__Task prompt__
Write out the full set of records below exactly.

__Records to process__
** Begin **
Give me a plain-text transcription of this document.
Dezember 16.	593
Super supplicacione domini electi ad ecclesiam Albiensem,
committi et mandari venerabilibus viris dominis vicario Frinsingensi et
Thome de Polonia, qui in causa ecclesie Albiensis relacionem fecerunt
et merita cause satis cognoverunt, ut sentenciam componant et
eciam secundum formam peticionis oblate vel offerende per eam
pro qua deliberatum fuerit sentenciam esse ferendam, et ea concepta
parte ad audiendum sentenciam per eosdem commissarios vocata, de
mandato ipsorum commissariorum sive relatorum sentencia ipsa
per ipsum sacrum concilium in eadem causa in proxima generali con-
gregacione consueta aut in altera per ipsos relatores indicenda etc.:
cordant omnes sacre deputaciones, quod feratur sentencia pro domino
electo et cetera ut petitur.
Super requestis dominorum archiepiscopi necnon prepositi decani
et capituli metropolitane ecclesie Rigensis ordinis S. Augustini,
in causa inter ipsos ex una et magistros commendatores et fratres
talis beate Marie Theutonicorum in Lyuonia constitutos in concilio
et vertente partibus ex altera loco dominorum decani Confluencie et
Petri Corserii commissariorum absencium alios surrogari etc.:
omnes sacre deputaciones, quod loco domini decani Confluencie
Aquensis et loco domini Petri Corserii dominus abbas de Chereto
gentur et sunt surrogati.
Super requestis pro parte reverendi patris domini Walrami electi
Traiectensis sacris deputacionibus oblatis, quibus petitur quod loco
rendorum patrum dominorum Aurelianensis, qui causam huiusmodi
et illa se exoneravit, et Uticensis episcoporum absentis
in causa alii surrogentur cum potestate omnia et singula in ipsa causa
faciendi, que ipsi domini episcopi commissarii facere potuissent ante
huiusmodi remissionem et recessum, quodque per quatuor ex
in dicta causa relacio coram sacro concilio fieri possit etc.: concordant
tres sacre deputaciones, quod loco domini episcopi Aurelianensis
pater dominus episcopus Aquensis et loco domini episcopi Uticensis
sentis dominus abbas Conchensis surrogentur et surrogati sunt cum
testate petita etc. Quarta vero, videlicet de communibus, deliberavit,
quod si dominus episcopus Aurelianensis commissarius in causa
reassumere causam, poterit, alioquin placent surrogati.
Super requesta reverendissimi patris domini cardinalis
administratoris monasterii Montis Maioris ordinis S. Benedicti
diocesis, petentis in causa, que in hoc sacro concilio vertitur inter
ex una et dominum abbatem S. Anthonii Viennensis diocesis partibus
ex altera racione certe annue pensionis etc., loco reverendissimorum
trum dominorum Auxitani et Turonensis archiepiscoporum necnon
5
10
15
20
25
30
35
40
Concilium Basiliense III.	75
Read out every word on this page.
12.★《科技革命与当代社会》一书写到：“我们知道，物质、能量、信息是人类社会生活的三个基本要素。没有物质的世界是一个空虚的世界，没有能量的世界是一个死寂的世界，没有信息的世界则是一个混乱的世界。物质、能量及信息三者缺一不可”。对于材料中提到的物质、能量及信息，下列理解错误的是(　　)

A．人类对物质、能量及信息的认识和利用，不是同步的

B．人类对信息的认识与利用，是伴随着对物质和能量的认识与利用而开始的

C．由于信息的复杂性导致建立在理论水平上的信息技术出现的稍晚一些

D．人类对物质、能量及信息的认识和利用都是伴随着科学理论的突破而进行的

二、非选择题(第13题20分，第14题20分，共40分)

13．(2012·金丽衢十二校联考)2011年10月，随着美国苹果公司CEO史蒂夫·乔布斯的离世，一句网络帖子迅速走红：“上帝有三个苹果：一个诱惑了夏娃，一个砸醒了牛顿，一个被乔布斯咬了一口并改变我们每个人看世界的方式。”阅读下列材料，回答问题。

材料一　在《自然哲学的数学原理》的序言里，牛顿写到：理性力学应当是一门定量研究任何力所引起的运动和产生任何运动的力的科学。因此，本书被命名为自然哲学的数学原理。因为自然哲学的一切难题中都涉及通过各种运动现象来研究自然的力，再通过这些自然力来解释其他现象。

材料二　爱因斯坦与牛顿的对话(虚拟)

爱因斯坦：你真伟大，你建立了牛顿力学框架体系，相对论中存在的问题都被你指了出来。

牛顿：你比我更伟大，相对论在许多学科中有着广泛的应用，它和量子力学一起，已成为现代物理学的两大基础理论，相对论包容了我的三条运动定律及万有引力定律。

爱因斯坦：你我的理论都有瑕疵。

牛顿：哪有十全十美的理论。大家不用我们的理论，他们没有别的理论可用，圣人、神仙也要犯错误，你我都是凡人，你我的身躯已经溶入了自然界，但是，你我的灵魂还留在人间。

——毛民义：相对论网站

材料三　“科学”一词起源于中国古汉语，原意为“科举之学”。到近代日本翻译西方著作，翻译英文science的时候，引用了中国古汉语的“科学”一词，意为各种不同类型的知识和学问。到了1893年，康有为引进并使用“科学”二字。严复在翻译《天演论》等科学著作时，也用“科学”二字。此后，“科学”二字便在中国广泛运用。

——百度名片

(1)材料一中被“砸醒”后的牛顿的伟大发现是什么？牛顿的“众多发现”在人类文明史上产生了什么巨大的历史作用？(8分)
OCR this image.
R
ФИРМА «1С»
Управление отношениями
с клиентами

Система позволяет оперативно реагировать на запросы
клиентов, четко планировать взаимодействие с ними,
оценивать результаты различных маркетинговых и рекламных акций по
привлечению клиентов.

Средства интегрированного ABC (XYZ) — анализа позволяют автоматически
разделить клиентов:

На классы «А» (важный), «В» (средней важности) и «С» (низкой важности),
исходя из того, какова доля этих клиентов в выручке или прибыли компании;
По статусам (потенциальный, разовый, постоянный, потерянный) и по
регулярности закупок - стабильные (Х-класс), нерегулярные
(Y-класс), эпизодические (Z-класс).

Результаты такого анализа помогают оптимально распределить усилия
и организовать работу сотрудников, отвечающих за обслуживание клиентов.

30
** End **
__Final answer__
Give me a plain-text transcription of this document.
Dezember 16.	593
Super supplicacione domini electi ad ecclesiam Albiensem,
committi et mandari venerabilibus viris dominis vicario Frinsingensi et
Thome de Polonia, qui in causa ecclesie Albiensis relacionem fecerunt
et merita cause satis cognoverunt, ut sentenciam componant et
eciam secundum formam peticionis oblate vel offerende per eam
pro qua deliberatum fuerit sentenciam esse ferendam, et ea concepta
parte ad audiendum sentenciam per eosdem commissarios vocata, de
mandato ipsorum commissariorum sive relatorum sentencia ipsa
per ipsum sacrum concilium in eadem causa in proxima generali con-
gregacione consueta aut in altera per ipsos relatores indicenda etc.:
cordant omnes sacre deputaciones, quod feratur sentencia pro domino
electo et cetera ut petitur.
Super requestis dominorum archiepiscopi necnon prepositi decani
et capituli metropolitane ecclesie Rigensis ordinis S. Augustini,
in causa inter ipsos ex una et magistros commendatores et fratres
talis beate Marie Theutonicorum in Lyuonia constitutos in concilio
et vertente partibus ex altera loco dominorum decani Confluencie et
Petri Corserii commissariorum absencium alios surrogari etc.:
omnes sacre deputaciones, quod loco domini decani Confluencie
Aquensis et loco domini Petri Corserii dominus abbas de Chereto
gentur et sunt surrogati.
Super requestis pro parte reverendi patris domini Walrami electi
Traiectensis sacris deputacionibus oblatis, quibus petitur quod loco
rendorum patrum dominorum Aurelianensis, qui causam huiusmodi
et illa se exoneravit, et Uticensis episcoporum absentis
in causa alii surrogentur cum potestate omnia et singula in ipsa causa
faciendi, que ipsi domini episcopi commissarii facere potuissent ante
huiusmodi remissionem et recessum, quodque per quatuor ex
in dicta causa relacio coram sacro concilio fieri possit etc.: concordant
tres sacre deputaciones, quod loco domini episcopi Aurelianensis
pater dominus episcopus Aquensis et loco domini episcopi Uticensis
sentis dominus abbas Conchensis surrogentur et surrogati sunt cum
testate petita etc. Quarta vero, videlicet de communibus, deliberavit,
quod si dominus episcopus Aurelianensis commissarius in causa
reassumere causam, poterit, alioquin placent surrogati.
Super requesta reverendissimi patris domini cardinalis
administratoris monasterii Montis Maioris ordinis S. Benedicti
diocesis, petentis in causa, que in hoc sacro concilio vertitur inter
ex una et dominum abbatem S. Anthonii Viennensis diocesis partibus
ex altera racione certe annue pensionis etc., loco reverendissimorum
trum dominorum Auxitani et Turonensis archiepiscoporum necnon
5
10
15
20
25
30
35
40
Concilium Basiliense III.	75
Read out every word on this page.
12.★《科技革命与当代社会》一书写到：“我们知道，物质、能量、信息是人类社会生活的三个基本要素。没有物质的世界是一个空虚的世界，没有能量的世界是一个死寂的世界，没有信息的世界则是一个混乱的世界。物质、能量及信息三者缺一不可”。对于材料中提到的物质、能量及信息，下列理解错误的是(　　)

A．人类对物质、能量及信息的认识和利用，不是同步的

B．人类对信息的认识与利用，是伴随着对物质和能量的认识与利用而开始的

C．由于信息的复杂性导致建立在理论水平上的信息技术出现的稍晚一些

D．人类对物质、能量及信息的认识和利用都是伴随着科学理论的突破而进行的

二、非选择题(第13题20分，第14题20分，共40分)

13．(2012·金丽衢十二校联考)2011年10月，随着美国苹果公司CEO史蒂夫·乔布斯的离世，一句网络帖子迅速走红：“上帝有三个苹果：一个诱惑了夏娃，一个砸醒了牛顿，一个被乔布斯咬了一口并改变我们每个人看世界的方式。”阅读下列材料，回答问题。

材料一　在《自然哲学的数学原理》的序言里，牛顿写到：理性力学应当是一门定量研究任何力所引起的运动和产生任何运动的力的科学。因此，本书被命名为自然哲学的数学原理。因为自然哲学的一切难题中都涉及通过各种运动现象来研究自然的力，再通过这些自然力来解释其他现象。

材料二　爱因斯坦与牛顿的对话(虚拟)

爱因斯坦：你真伟大，你建立了牛顿力学框架体系，相对论中存在的问题都被你指了出来。

牛顿：你比我更伟大，相对论在许多学科中有着广泛的应用，它和量子力学一起，已成为现代物理学的两大基础理论，相对论包容了我的三条运动定律及万有引力定律。

爱因斯坦：你我的理论都有瑕疵。

牛顿：哪有十全十美的理论。大家不用我们的理论，他们没有别的理论可用，圣人、神仙也要犯错误，你我都是凡人，你我的身躯已经溶入了自然界，但是，你我的灵魂还留在人间。

——毛民义：相对论网站

材料三　“科学”一词起源于中国古汉语，原意为“科举之学”。到近代日本翻译西方著作，翻译英文science的时候，引用了中国古汉语的“科学”一词，意为各种不同类型的知识和学问。到了1893年，康有为引进并使用“科学”二字。严复在翻译《天演论》等科学著作时，也用“科学”二字。此后，“科学”二字便在中国广泛运用。

——百度名片

(1)材料一中被“砸醒”后的牛顿的伟大发现是什么？牛顿的“众多发现”在人类文明史上产生了什么巨大的历史作用？(8分)
OCR this image.
R
ФИРМА «1С»
Управление отношениями
с клиентами

Система позволяет оперативно реагировать на запросы
клиентов, четко планировать взаимодействие с ними,
оценивать результаты различных маркетинговых и рекламных акций по
привлечению клиентов.

Средства интегрированного ABC (XYZ) — анализа позволяют автоматически
разделить клиентов:

На классы «А» (важный), «В» (средней важности) и «С» (низкой важности),
исходя из того, какова доля этих клиентов в выручке или прибыли компании;
По статусам (потенциальный, разовый, постоянный, потерянный) и по
регулярности закупок - стабильные (Х-класс), нерегулярные
(Y-класс), эпизодические (Z-класс).

Результаты такого анализа помогают оптимально распределить усилия
и организовать работу сотрудников, отвечающих за обслуживание клиентов.

30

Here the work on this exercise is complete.